Retype the whole listing, please, keeping every line exact and dropping the pictures.
********
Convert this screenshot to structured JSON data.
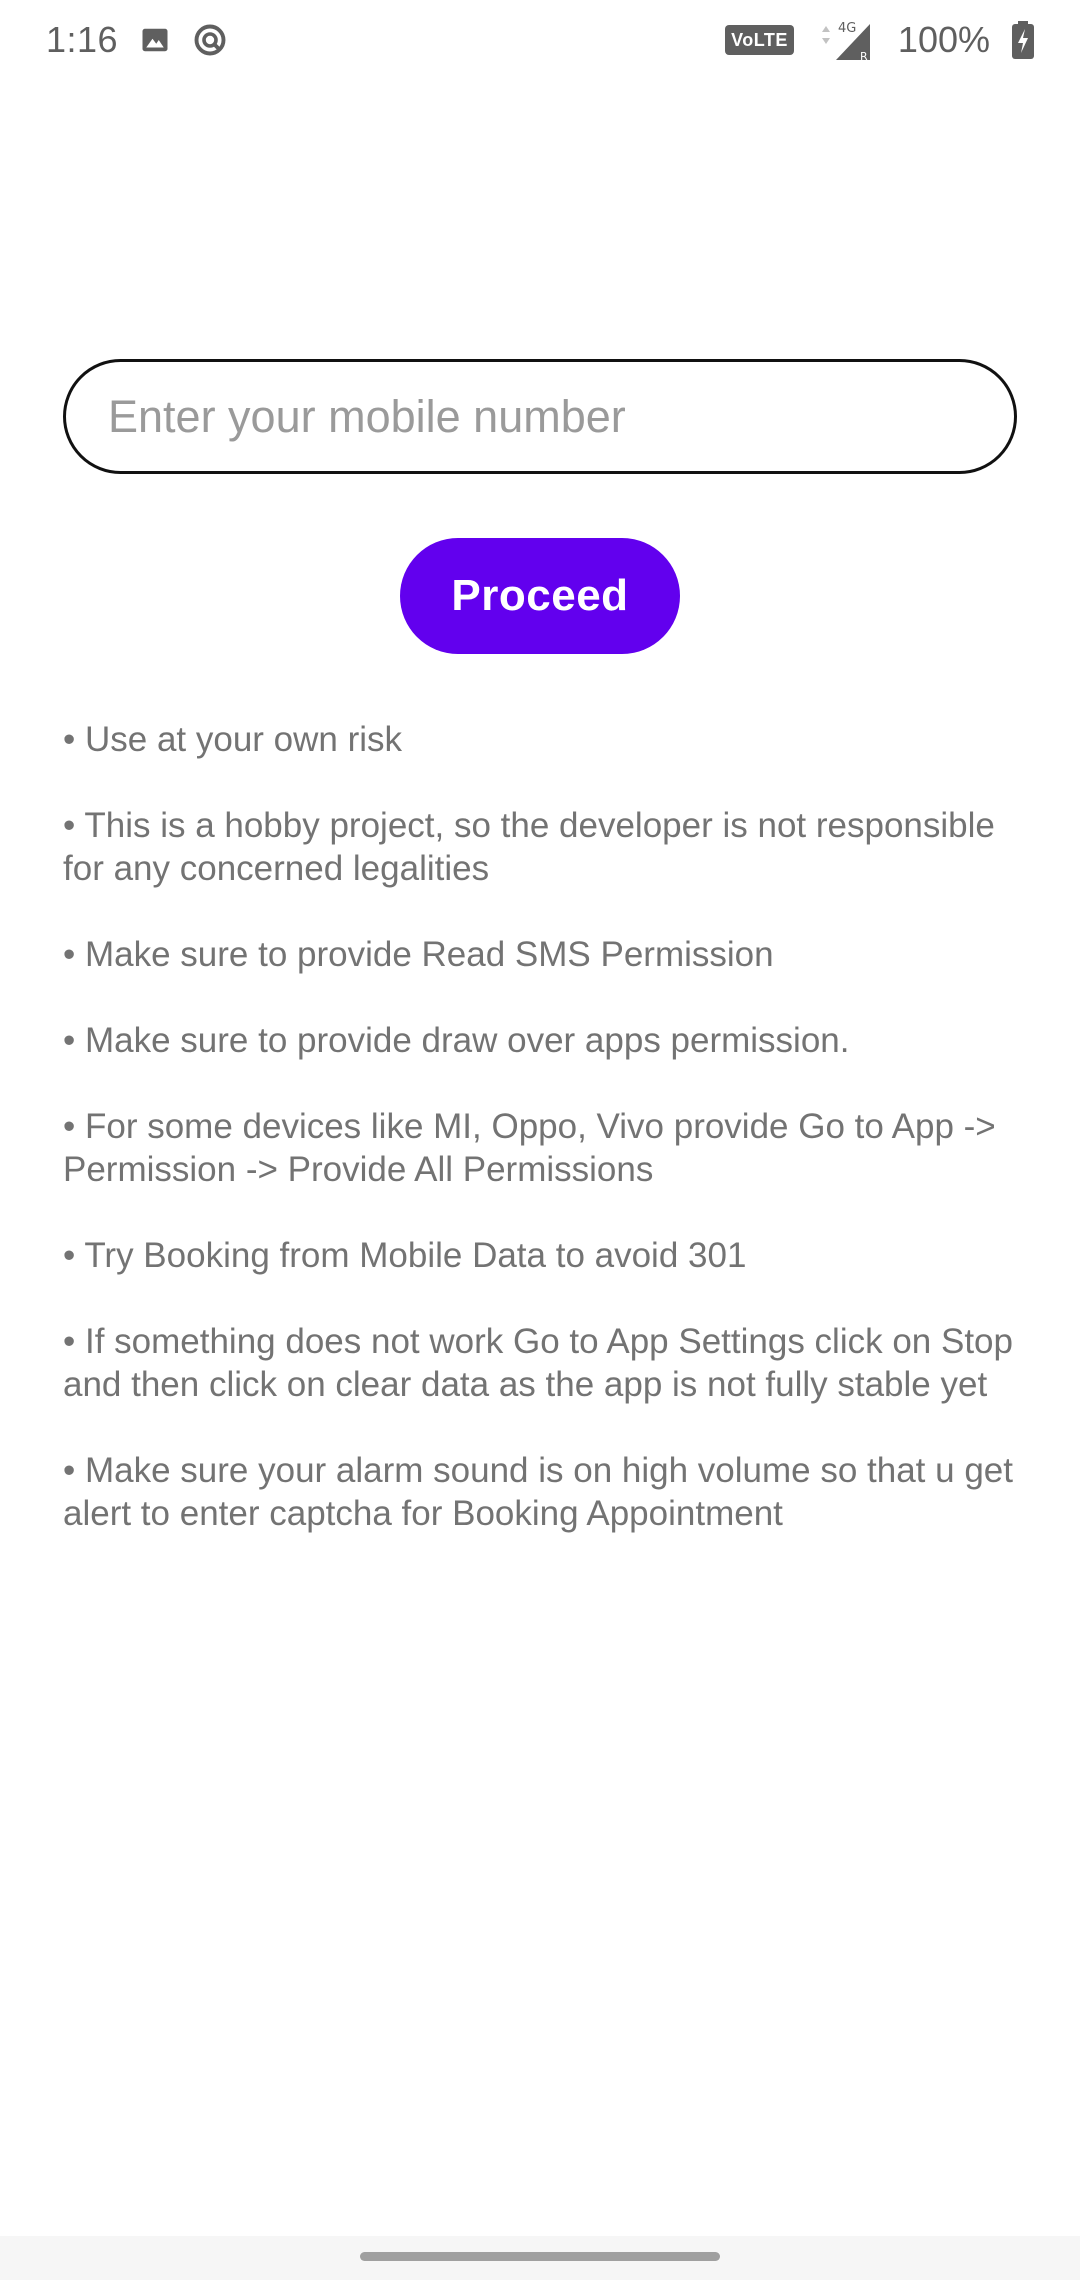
{
  "status_bar": {
    "time": "1:16",
    "left_icons": [
      "image-icon",
      "data-saver-icon"
    ],
    "volte_label": "VoLTE",
    "network_label": "4G",
    "roaming_label": "R",
    "battery_percent": "100%"
  },
  "form": {
    "mobile_input": {
      "placeholder": "Enter your mobile number",
      "value": ""
    },
    "proceed_label": "Proceed"
  },
  "notes": [
    "• Use at your own risk",
    "• This is a hobby project, so the developer is not responsible for any concerned legalities",
    "• Make sure to provide Read SMS Permission",
    "• Make sure to provide draw over apps permission.",
    "• For some devices like MI, Oppo, Vivo provide Go to App -> Permission -> Provide All Permissions",
    "• Try Booking from Mobile Data to avoid 301",
    "• If something does not work Go to App Settings click on Stop and then click on clear data as the app is not fully stable yet",
    "• Make sure your alarm sound is on high volume so that u get alert to enter captcha for Booking Appointment"
  ],
  "colors": {
    "accent": "#6200ee",
    "note_text": "#737373",
    "input_border": "#111111",
    "placeholder": "#9a9a9a"
  }
}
********
* Worked answer *
Convert this screenshot to structured JSON data.
{
  "status_bar": {
    "time": "1:16",
    "left_icons": [
      "image-icon",
      "data-saver-icon"
    ],
    "volte_label": "VoLTE",
    "network_label": "4G",
    "roaming_label": "R",
    "battery_percent": "100%"
  },
  "form": {
    "mobile_input": {
      "placeholder": "Enter your mobile number",
      "value": ""
    },
    "proceed_label": "Proceed"
  },
  "notes": [
    "• Use at your own risk",
    "• This is a hobby project, so the developer is not responsible for any concerned legalities",
    "• Make sure to provide Read SMS Permission",
    "• Make sure to provide draw over apps permission.",
    "• For some devices like MI, Oppo, Vivo provide Go to App -> Permission -> Provide All Permissions",
    "• Try Booking from Mobile Data to avoid 301",
    "• If something does not work Go to App Settings click on Stop and then click on clear data as the app is not fully stable yet",
    "• Make sure your alarm sound is on high volume so that u get alert to enter captcha for Booking Appointment"
  ],
  "colors": {
    "accent": "#6200ee",
    "note_text": "#737373",
    "input_border": "#111111",
    "placeholder": "#9a9a9a"
  }
}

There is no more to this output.